Task directions
Could you output each line of the data that follows exactly?

━━━ Available records ━━━

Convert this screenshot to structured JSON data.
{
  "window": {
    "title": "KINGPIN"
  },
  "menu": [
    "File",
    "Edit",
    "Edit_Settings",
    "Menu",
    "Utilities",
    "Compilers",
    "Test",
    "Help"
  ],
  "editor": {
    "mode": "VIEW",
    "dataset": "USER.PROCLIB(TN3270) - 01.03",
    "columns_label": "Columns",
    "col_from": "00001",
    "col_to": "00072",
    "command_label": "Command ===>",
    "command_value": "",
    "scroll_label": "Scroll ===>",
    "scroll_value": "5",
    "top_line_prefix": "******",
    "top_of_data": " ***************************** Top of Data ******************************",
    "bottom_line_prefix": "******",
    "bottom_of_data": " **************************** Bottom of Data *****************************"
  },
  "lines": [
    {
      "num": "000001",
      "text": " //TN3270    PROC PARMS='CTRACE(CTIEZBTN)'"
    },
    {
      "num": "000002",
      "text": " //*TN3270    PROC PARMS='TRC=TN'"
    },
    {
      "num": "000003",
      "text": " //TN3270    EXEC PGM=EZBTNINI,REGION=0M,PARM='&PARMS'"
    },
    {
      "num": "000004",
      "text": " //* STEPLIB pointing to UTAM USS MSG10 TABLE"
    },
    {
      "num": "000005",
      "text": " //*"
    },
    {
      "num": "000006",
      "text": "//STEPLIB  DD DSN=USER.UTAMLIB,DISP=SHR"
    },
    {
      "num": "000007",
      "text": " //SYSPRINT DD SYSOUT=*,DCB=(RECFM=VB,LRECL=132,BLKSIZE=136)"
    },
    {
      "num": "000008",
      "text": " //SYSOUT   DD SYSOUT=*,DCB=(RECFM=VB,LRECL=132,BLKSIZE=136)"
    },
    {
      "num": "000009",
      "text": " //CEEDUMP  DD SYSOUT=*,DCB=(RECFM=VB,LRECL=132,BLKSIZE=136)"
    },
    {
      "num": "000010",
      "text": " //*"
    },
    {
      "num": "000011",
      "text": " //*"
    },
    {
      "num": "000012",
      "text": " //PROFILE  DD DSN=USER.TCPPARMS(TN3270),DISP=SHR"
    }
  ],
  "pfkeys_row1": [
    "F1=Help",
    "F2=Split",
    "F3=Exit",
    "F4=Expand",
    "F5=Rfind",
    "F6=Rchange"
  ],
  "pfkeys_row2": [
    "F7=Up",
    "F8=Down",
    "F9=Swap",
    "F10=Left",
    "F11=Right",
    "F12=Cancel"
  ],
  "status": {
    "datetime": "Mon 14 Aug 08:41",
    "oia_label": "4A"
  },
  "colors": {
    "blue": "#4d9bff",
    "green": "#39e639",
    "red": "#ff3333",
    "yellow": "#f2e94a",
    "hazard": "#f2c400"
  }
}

━━━

Correct response
Convert this screenshot to structured JSON data.
{
  "window": {
    "title": "KINGPIN"
  },
  "menu": [
    "File",
    "Edit",
    "Edit_Settings",
    "Menu",
    "Utilities",
    "Compilers",
    "Test",
    "Help"
  ],
  "editor": {
    "mode": "VIEW",
    "dataset": "USER.PROCLIB(TN3270) - 01.03",
    "columns_label": "Columns",
    "col_from": "00001",
    "col_to": "00072",
    "command_label": "Command ===>",
    "command_value": "",
    "scroll_label": "Scroll ===>",
    "scroll_value": "5",
    "top_line_prefix": "******",
    "top_of_data": " ***************************** Top of Data ******************************",
    "bottom_line_prefix": "******",
    "bottom_of_data": " **************************** Bottom of Data *****************************"
  },
  "lines": [
    {
      "num": "000001",
      "text": " //TN3270    PROC PARMS='CTRACE(CTIEZBTN)'"
    },
    {
      "num": "000002",
      "text": " //*TN3270    PROC PARMS='TRC=TN'"
    },
    {
      "num": "000003",
      "text": " //TN3270    EXEC PGM=EZBTNINI,REGION=0M,PARM='&PARMS'"
    },
    {
      "num": "000004",
      "text": " //* STEPLIB pointing to UTAM USS MSG10 TABLE"
    },
    {
      "num": "000005",
      "text": " //*"
    },
    {
      "num": "000006",
      "text": "//STEPLIB  DD DSN=USER.UTAMLIB,DISP=SHR"
    },
    {
      "num": "000007",
      "text": " //SYSPRINT DD SYSOUT=*,DCB=(RECFM=VB,LRECL=132,BLKSIZE=136)"
    },
    {
      "num": "000008",
      "text": " //SYSOUT   DD SYSOUT=*,DCB=(RECFM=VB,LRECL=132,BLKSIZE=136)"
    },
    {
      "num": "000009",
      "text": " //CEEDUMP  DD SYSOUT=*,DCB=(RECFM=VB,LRECL=132,BLKSIZE=136)"
    },
    {
      "num": "000010",
      "text": " //*"
    },
    {
      "num": "000011",
      "text": " //*"
    },
    {
      "num": "000012",
      "text": " //PROFILE  DD DSN=USER.TCPPARMS(TN3270),DISP=SHR"
    }
  ],
  "pfkeys_row1": [
    "F1=Help",
    "F2=Split",
    "F3=Exit",
    "F4=Expand",
    "F5=Rfind",
    "F6=Rchange"
  ],
  "pfkeys_row2": [
    "F7=Up",
    "F8=Down",
    "F9=Swap",
    "F10=Left",
    "F11=Right",
    "F12=Cancel"
  ],
  "status": {
    "datetime": "Mon 14 Aug 08:41",
    "oia_label": "4A"
  },
  "colors": {
    "blue": "#4d9bff",
    "green": "#39e639",
    "red": "#ff3333",
    "yellow": "#f2e94a",
    "hazard": "#f2c400"
  }
}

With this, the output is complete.